▼▼▼

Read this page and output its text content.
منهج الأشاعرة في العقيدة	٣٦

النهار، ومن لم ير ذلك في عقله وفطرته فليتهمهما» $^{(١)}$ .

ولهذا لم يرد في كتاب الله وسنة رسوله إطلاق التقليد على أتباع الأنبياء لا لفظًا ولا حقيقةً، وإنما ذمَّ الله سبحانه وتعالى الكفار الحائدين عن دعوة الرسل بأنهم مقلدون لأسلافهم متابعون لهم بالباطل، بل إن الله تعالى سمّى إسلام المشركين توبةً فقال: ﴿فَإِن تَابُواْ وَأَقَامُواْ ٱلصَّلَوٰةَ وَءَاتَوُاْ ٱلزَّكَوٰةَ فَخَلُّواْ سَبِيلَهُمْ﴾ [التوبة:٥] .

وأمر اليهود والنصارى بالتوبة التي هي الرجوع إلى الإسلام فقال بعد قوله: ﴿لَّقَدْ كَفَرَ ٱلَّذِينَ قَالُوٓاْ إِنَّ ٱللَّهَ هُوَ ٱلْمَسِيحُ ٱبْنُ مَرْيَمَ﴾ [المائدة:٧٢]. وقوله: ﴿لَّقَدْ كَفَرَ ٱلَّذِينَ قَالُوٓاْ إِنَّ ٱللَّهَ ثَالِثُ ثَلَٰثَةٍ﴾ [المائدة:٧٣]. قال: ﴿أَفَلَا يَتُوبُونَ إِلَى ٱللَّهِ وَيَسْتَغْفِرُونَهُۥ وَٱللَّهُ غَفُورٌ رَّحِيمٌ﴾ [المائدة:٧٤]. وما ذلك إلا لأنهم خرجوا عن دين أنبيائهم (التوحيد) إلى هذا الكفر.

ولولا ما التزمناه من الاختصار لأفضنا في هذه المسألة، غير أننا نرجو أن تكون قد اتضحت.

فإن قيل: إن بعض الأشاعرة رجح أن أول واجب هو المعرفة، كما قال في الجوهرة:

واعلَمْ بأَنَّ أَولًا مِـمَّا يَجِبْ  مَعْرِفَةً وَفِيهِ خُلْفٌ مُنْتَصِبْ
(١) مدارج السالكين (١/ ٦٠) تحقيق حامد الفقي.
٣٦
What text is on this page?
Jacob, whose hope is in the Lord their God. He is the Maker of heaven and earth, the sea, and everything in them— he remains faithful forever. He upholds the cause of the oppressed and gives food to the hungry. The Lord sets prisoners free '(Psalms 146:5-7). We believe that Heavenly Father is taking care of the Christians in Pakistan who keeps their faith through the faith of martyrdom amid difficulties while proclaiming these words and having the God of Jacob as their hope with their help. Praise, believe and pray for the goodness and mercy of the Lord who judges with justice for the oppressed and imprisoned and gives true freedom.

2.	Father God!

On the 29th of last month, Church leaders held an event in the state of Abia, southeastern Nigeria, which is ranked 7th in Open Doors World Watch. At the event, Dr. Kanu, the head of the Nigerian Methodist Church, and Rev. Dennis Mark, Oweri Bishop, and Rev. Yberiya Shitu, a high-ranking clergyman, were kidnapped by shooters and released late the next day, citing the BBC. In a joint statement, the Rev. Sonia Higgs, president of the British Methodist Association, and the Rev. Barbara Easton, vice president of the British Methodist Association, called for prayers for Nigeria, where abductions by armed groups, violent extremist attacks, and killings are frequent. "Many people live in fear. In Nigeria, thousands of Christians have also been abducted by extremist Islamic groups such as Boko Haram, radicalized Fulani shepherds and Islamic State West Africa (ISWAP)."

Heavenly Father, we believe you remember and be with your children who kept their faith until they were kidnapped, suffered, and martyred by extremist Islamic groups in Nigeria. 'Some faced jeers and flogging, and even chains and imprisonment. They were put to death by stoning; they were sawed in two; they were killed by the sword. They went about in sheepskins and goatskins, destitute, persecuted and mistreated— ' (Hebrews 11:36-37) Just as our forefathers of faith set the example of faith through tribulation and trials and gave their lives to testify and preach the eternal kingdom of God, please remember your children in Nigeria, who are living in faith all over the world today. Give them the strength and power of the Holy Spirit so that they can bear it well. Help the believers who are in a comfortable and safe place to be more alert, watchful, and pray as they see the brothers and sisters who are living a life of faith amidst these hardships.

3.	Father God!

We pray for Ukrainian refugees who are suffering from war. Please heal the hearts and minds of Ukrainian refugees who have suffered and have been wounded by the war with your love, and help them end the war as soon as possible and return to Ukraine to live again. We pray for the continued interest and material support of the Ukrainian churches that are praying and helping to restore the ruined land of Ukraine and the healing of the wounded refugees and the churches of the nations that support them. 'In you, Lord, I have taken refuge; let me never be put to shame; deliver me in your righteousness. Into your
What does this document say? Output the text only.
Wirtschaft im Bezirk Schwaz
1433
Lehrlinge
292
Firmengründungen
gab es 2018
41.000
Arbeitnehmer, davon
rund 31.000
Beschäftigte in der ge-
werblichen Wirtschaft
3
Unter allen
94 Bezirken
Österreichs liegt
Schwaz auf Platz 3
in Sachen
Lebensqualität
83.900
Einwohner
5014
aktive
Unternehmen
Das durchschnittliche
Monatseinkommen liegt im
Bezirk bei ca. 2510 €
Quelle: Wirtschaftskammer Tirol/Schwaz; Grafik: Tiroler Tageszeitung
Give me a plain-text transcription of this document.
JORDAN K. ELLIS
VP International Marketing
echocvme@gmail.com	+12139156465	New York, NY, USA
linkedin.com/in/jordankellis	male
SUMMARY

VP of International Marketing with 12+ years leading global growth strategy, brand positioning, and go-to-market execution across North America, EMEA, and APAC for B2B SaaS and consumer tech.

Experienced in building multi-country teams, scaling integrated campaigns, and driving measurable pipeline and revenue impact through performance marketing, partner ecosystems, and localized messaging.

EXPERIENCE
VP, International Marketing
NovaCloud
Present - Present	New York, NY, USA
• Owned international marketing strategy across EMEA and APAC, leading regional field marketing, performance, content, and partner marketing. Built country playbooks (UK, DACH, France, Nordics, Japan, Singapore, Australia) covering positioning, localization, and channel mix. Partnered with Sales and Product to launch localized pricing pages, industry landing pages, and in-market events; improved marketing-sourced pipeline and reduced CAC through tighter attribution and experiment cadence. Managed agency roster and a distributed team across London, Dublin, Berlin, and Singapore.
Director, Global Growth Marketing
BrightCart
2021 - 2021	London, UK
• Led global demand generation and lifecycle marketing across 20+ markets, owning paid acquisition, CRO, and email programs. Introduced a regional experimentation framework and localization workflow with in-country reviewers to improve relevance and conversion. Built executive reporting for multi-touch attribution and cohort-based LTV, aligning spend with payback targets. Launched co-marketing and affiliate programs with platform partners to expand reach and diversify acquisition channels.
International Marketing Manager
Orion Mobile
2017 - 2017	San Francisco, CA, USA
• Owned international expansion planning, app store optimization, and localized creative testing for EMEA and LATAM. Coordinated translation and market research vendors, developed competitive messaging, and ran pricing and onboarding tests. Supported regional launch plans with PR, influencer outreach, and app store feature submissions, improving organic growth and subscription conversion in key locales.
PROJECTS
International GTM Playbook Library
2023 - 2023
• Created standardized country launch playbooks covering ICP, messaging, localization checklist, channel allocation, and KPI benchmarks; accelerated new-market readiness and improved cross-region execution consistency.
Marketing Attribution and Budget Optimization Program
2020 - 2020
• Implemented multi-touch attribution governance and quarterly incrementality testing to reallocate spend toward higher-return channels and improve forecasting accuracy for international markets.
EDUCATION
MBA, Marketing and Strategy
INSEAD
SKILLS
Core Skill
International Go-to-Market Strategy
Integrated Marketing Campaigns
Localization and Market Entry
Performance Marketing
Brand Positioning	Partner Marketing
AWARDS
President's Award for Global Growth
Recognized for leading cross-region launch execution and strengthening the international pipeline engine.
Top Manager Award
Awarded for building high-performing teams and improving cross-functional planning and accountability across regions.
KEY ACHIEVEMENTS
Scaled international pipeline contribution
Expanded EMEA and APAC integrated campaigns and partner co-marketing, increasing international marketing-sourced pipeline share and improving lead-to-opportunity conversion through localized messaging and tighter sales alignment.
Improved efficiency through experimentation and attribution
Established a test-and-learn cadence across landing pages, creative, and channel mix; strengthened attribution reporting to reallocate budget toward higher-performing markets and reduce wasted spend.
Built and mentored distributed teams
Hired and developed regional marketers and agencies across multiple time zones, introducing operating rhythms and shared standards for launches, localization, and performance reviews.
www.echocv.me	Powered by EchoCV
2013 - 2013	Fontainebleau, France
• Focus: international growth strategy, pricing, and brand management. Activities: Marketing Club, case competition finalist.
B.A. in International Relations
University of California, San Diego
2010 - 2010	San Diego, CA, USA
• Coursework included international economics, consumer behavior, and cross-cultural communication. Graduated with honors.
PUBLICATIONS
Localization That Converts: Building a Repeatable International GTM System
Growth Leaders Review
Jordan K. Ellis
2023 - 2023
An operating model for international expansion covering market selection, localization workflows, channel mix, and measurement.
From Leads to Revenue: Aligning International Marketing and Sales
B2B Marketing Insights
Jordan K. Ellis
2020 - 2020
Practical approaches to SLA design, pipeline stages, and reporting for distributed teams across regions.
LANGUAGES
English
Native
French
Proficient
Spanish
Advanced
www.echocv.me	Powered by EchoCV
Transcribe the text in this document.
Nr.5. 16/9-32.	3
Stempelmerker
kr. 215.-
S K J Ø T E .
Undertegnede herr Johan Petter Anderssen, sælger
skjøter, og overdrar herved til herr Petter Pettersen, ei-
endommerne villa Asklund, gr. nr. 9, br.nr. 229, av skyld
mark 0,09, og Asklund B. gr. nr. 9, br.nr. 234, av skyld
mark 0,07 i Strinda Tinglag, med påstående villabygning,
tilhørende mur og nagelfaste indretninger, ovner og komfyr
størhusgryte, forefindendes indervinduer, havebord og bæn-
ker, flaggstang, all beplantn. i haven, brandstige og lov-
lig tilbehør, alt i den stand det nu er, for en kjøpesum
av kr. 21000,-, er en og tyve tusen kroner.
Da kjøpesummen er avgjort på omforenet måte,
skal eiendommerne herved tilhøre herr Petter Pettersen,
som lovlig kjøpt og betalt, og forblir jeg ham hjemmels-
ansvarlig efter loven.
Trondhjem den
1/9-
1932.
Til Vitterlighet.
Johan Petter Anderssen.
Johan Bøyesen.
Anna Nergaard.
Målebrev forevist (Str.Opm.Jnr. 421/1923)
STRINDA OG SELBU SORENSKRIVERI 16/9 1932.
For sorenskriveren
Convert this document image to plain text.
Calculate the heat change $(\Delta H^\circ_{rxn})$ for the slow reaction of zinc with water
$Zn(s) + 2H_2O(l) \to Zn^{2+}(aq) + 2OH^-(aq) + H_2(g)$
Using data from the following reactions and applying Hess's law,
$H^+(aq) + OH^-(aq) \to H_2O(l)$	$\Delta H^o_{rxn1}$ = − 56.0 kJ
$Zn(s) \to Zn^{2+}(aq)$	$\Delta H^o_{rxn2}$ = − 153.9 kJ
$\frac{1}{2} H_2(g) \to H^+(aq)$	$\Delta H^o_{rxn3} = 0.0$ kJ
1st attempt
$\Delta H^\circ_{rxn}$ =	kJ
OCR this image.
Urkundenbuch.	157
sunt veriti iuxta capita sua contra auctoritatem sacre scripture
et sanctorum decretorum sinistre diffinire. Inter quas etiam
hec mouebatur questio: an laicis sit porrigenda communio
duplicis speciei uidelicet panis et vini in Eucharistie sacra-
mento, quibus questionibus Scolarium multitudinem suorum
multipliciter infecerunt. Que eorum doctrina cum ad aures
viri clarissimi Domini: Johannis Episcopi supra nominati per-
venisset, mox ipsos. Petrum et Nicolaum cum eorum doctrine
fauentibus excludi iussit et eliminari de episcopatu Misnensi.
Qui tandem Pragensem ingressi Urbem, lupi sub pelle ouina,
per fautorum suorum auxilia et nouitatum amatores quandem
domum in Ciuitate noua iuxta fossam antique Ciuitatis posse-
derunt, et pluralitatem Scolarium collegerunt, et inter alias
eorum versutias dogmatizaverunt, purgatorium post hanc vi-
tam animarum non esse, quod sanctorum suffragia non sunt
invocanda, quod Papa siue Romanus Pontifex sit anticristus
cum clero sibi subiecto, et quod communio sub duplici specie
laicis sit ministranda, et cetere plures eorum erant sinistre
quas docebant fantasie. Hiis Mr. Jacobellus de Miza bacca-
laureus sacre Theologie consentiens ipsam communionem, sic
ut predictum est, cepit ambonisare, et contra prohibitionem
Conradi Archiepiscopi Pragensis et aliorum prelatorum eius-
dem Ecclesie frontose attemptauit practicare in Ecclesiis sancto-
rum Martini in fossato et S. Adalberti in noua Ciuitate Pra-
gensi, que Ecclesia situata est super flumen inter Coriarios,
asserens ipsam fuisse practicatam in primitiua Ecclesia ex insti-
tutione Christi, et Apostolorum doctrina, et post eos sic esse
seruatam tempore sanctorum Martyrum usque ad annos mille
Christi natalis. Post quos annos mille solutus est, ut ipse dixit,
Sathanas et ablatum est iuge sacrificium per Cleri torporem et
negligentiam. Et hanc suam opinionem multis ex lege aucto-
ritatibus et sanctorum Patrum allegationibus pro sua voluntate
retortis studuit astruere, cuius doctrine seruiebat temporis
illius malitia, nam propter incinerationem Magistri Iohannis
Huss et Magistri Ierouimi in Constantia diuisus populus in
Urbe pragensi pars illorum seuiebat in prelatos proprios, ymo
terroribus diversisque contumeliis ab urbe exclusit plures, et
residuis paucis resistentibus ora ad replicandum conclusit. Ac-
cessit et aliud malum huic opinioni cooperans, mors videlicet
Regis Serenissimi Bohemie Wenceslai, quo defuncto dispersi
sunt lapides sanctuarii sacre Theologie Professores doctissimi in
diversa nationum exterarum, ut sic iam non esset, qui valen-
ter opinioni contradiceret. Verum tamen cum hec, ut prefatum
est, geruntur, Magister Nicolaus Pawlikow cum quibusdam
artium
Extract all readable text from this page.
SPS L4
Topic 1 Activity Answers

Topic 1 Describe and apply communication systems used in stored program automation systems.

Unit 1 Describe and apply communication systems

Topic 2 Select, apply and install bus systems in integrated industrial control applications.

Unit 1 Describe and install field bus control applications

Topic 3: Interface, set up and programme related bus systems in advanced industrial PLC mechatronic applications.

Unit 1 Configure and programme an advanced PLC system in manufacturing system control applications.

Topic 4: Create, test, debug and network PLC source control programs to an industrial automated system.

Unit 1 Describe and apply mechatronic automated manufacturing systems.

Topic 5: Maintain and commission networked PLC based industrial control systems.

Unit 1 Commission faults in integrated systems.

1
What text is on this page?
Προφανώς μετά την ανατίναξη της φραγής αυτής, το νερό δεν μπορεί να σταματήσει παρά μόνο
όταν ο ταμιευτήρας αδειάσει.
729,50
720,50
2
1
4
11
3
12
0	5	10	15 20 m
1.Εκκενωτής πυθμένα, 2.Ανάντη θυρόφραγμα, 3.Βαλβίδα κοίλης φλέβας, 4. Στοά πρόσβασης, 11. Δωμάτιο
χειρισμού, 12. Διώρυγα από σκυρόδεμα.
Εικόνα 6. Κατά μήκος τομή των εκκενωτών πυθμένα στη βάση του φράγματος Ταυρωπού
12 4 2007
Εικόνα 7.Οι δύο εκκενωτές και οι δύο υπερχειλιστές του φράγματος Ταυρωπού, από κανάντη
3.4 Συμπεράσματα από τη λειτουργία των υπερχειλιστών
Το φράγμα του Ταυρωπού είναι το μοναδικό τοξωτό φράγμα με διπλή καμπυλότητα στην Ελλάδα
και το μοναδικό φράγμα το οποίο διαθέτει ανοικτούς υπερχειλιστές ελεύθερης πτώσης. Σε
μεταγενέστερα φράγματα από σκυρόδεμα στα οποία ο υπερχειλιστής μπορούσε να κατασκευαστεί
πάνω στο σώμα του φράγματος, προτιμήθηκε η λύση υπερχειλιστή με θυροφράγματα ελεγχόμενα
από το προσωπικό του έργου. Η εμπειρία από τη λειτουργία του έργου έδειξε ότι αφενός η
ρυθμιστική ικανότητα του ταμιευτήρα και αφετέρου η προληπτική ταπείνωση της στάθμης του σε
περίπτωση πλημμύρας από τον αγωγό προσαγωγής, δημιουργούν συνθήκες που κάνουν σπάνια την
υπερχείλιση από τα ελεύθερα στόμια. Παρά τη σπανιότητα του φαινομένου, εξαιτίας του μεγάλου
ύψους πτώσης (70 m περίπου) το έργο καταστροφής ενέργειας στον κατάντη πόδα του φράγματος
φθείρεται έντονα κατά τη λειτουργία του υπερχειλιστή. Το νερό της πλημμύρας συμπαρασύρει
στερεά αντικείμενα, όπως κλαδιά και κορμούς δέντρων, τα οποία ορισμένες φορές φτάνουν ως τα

▲▲▲

- _YOUR TASK_:
Using the records above, select and copy every line that has the word "applications".

- _SOLUTION TO THIS EXERCISE_:
Topic 2 Select, apply and install bus systems in integrated industrial control applications.
Unit 1 Describe and install field bus control applications
Topic 3: Interface, set up and programme related bus systems in advanced industrial PLC mechatronic applications.
Unit 1 Configure and programme an advanced PLC system in manufacturing system control applications.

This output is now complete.